• [Given records]

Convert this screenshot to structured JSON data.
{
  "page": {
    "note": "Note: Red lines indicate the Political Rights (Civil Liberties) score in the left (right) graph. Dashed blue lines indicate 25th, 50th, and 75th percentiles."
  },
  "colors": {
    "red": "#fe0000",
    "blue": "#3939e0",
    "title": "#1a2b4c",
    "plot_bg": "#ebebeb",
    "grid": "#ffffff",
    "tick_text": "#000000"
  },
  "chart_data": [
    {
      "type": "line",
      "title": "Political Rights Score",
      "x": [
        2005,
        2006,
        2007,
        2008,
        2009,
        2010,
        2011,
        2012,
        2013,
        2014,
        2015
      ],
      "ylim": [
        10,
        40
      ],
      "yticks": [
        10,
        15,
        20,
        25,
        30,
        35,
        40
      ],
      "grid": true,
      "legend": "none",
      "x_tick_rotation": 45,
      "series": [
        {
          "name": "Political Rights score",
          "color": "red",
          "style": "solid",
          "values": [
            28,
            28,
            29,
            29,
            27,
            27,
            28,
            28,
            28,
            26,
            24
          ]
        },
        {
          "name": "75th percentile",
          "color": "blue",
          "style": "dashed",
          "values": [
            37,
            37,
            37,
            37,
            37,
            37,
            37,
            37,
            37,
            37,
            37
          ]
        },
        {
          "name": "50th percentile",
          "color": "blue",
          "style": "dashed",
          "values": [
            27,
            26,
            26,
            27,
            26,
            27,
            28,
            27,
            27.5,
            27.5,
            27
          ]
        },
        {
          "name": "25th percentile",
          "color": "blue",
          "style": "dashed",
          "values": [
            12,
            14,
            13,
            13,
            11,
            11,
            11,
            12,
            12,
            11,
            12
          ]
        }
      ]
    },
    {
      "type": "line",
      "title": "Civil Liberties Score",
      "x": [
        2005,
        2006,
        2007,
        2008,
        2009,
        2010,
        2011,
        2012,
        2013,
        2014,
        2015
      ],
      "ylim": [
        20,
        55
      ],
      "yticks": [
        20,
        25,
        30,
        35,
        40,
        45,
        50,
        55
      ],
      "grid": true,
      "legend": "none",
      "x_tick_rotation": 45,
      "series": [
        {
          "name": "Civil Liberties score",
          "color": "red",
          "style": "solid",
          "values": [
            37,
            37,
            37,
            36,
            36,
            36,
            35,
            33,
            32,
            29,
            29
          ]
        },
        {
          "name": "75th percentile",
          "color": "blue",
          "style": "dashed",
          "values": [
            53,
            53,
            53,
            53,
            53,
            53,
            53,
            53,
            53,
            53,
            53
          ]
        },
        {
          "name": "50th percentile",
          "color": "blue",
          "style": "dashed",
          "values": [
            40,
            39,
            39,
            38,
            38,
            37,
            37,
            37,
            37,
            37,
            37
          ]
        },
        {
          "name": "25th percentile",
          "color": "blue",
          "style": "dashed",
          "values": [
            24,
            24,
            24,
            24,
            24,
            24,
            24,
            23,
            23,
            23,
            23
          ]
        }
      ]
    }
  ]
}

• [Requirement]
Give all the entries again exactly; leave none out.

• [Exercise answer]
Convert this screenshot to structured JSON data.
{
  "page": {
    "note": "Note: Red lines indicate the Political Rights (Civil Liberties) score in the left (right) graph. Dashed blue lines indicate 25th, 50th, and 75th percentiles."
  },
  "colors": {
    "red": "#fe0000",
    "blue": "#3939e0",
    "title": "#1a2b4c",
    "plot_bg": "#ebebeb",
    "grid": "#ffffff",
    "tick_text": "#000000"
  },
  "chart_data": [
    {
      "type": "line",
      "title": "Political Rights Score",
      "x": [
        2005,
        2006,
        2007,
        2008,
        2009,
        2010,
        2011,
        2012,
        2013,
        2014,
        2015
      ],
      "ylim": [
        10,
        40
      ],
      "yticks": [
        10,
        15,
        20,
        25,
        30,
        35,
        40
      ],
      "grid": true,
      "legend": "none",
      "x_tick_rotation": 45,
      "series": [
        {
          "name": "Political Rights score",
          "color": "red",
          "style": "solid",
          "values": [
            28,
            28,
            29,
            29,
            27,
            27,
            28,
            28,
            28,
            26,
            24
          ]
        },
        {
          "name": "75th percentile",
          "color": "blue",
          "style": "dashed",
          "values": [
            37,
            37,
            37,
            37,
            37,
            37,
            37,
            37,
            37,
            37,
            37
          ]
        },
        {
          "name": "50th percentile",
          "color": "blue",
          "style": "dashed",
          "values": [
            27,
            26,
            26,
            27,
            26,
            27,
            28,
            27,
            27.5,
            27.5,
            27
          ]
        },
        {
          "name": "25th percentile",
          "color": "blue",
          "style": "dashed",
          "values": [
            12,
            14,
            13,
            13,
            11,
            11,
            11,
            12,
            12,
            11,
            12
          ]
        }
      ]
    },
    {
      "type": "line",
      "title": "Civil Liberties Score",
      "x": [
        2005,
        2006,
        2007,
        2008,
        2009,
        2010,
        2011,
        2012,
        2013,
        2014,
        2015
      ],
      "ylim": [
        20,
        55
      ],
      "yticks": [
        20,
        25,
        30,
        35,
        40,
        45,
        50,
        55
      ],
      "grid": true,
      "legend": "none",
      "x_tick_rotation": 45,
      "series": [
        {
          "name": "Civil Liberties score",
          "color": "red",
          "style": "solid",
          "values": [
            37,
            37,
            37,
            36,
            36,
            36,
            35,
            33,
            32,
            29,
            29
          ]
        },
        {
          "name": "75th percentile",
          "color": "blue",
          "style": "dashed",
          "values": [
            53,
            53,
            53,
            53,
            53,
            53,
            53,
            53,
            53,
            53,
            53
          ]
        },
        {
          "name": "50th percentile",
          "color": "blue",
          "style": "dashed",
          "values": [
            40,
            39,
            39,
            38,
            38,
            37,
            37,
            37,
            37,
            37,
            37
          ]
        },
        {
          "name": "25th percentile",
          "color": "blue",
          "style": "dashed",
          "values": [
            24,
            24,
            24,
            24,
            24,
            24,
            24,
            23,
            23,
            23,
            23
          ]
        }
      ]
    }
  ]
}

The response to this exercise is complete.